THE PROBLEM -
Rewrite the rows below with "sidebar-item-label" replaced by "nav-label" everywhere it occurs. Keep everything else unchanged.

SUPPLIED DATA -
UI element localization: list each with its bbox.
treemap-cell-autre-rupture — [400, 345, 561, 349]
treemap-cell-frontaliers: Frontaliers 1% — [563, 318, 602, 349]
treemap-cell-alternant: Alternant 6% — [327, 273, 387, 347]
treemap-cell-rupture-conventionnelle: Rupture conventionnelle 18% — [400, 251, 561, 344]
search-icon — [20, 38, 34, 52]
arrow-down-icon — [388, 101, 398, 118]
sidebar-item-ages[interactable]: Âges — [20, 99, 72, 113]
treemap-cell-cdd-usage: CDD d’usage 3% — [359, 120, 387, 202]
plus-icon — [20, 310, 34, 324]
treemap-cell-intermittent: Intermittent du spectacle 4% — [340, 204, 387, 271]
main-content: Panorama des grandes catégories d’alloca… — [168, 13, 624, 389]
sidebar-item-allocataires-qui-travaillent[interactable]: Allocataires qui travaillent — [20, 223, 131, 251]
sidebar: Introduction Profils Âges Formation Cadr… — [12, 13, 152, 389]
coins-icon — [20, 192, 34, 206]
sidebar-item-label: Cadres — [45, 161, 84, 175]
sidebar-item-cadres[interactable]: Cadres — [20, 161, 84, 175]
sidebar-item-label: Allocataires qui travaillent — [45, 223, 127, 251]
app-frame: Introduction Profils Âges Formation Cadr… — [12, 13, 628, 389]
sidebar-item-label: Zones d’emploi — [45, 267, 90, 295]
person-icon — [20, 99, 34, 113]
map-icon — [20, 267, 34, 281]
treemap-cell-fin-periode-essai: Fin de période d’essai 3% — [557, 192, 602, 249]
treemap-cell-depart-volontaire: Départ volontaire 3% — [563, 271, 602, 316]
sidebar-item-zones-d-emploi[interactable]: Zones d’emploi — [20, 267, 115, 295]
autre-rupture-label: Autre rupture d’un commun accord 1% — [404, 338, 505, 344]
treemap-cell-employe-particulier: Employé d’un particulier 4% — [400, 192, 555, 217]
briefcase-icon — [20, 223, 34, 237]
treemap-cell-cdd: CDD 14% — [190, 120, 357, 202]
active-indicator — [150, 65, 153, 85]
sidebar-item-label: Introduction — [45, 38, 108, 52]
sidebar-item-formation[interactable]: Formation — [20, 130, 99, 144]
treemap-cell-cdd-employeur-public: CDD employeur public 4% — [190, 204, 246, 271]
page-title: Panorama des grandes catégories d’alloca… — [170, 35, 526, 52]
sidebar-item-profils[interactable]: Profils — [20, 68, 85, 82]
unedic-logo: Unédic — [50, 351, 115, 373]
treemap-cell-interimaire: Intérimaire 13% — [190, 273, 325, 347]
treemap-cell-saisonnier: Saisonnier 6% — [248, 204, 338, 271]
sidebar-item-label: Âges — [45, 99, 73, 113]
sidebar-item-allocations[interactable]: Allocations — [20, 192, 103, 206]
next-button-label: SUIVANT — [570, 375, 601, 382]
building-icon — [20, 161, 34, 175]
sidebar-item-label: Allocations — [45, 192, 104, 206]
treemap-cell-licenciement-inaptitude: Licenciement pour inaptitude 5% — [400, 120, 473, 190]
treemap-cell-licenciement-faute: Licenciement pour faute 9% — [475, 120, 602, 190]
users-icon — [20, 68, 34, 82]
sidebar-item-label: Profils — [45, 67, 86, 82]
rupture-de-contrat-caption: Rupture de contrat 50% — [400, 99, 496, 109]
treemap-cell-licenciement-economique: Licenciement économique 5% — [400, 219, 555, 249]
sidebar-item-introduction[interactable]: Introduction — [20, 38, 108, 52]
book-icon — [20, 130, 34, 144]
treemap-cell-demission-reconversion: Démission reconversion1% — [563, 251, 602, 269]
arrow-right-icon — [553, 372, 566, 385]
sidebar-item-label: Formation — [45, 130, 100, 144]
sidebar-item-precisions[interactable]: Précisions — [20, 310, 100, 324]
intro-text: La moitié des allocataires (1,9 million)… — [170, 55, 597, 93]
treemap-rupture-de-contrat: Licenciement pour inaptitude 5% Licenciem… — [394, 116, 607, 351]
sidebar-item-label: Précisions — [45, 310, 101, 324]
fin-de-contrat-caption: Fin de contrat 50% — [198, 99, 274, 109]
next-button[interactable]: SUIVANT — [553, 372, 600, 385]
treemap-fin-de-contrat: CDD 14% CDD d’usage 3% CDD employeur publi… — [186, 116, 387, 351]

RESULT OF THE EXERCISE -
UI element localization: list each with its bbox.
treemap-cell-autre-rupture — [400, 345, 561, 349]
treemap-cell-frontaliers: Frontaliers 1% — [563, 318, 602, 349]
treemap-cell-alternant: Alternant 6% — [327, 273, 387, 347]
treemap-cell-rupture-conventionnelle: Rupture conventionnelle 18% — [400, 251, 561, 344]
search-icon — [20, 38, 34, 52]
arrow-down-icon — [388, 101, 398, 118]
sidebar-item-ages[interactable]: Âges — [20, 99, 72, 113]
treemap-cell-cdd-usage: CDD d’usage 3% — [359, 120, 387, 202]
plus-icon — [20, 310, 34, 324]
treemap-cell-intermittent: Intermittent du spectacle 4% — [340, 204, 387, 271]
main-content: Panorama des grandes catégories d’alloca… — [168, 13, 624, 389]
sidebar-item-allocataires-qui-travaillent[interactable]: Allocataires qui travaillent — [20, 223, 131, 251]
sidebar: Introduction Profils Âges Formation Cadr… — [12, 13, 152, 389]
coins-icon — [20, 192, 34, 206]
nav-label: Cadres — [45, 161, 84, 175]
sidebar-item-cadres[interactable]: Cadres — [20, 161, 84, 175]
nav-label: Allocataires qui travaillent — [45, 223, 127, 251]
app-frame: Introduction Profils Âges Formation Cadr… — [12, 13, 628, 389]
nav-label: Zones d’emploi — [45, 267, 90, 295]
person-icon — [20, 99, 34, 113]
map-icon — [20, 267, 34, 281]
treemap-cell-fin-periode-essai: Fin de période d’essai 3% — [557, 192, 602, 249]
treemap-cell-depart-volontaire: Départ volontaire 3% — [563, 271, 602, 316]
sidebar-item-zones-d-emploi[interactable]: Zones d’emploi — [20, 267, 115, 295]
autre-rupture-label: Autre rupture d’un commun accord 1% — [404, 338, 505, 344]
treemap-cell-employe-particulier: Employé d’un particulier 4% — [400, 192, 555, 217]
briefcase-icon — [20, 223, 34, 237]
treemap-cell-cdd: CDD 14% — [190, 120, 357, 202]
active-indicator — [150, 65, 153, 85]
nav-label: Introduction — [45, 38, 108, 52]
sidebar-item-formation[interactable]: Formation — [20, 130, 99, 144]
treemap-cell-cdd-employeur-public: CDD employeur public 4% — [190, 204, 246, 271]
page-title: Panorama des grandes catégories d’alloca… — [170, 35, 526, 52]
sidebar-item-profils[interactable]: Profils — [20, 68, 85, 82]
unedic-logo: Unédic — [50, 351, 115, 373]
treemap-cell-interimaire: Intérimaire 13% — [190, 273, 325, 347]
treemap-cell-saisonnier: Saisonnier 6% — [248, 204, 338, 271]
nav-label: Âges — [45, 99, 73, 113]
sidebar-item-allocations[interactable]: Allocations — [20, 192, 103, 206]
next-button-label: SUIVANT — [570, 375, 601, 382]
building-icon — [20, 161, 34, 175]
nav-label: Allocations — [45, 192, 104, 206]
treemap-cell-licenciement-inaptitude: Licenciement pour inaptitude 5% — [400, 120, 473, 190]
treemap-cell-licenciement-faute: Licenciement pour faute 9% — [475, 120, 602, 190]
users-icon — [20, 68, 34, 82]
nav-label: Profils — [45, 67, 86, 82]
rupture-de-contrat-caption: Rupture de contrat 50% — [400, 99, 496, 109]
treemap-cell-licenciement-economique: Licenciement économique 5% — [400, 219, 555, 249]
sidebar-item-introduction[interactable]: Introduction — [20, 38, 108, 52]
book-icon — [20, 130, 34, 144]
treemap-cell-demission-reconversion: Démission reconversion1% — [563, 251, 602, 269]
arrow-right-icon — [553, 372, 566, 385]
nav-label: Formation — [45, 130, 100, 144]
sidebar-item-precisions[interactable]: Précisions — [20, 310, 100, 324]
intro-text: La moitié des allocataires (1,9 million)… — [170, 55, 597, 93]
treemap-rupture-de-contrat: Licenciement pour inaptitude 5% Licenciem… — [394, 116, 607, 351]
nav-label: Précisions — [45, 310, 101, 324]
fin-de-contrat-caption: Fin de contrat 50% — [198, 99, 274, 109]
next-button[interactable]: SUIVANT — [553, 372, 600, 385]
treemap-fin-de-contrat: CDD 14% CDD d’usage 3% CDD employeur publi… — [186, 116, 387, 351]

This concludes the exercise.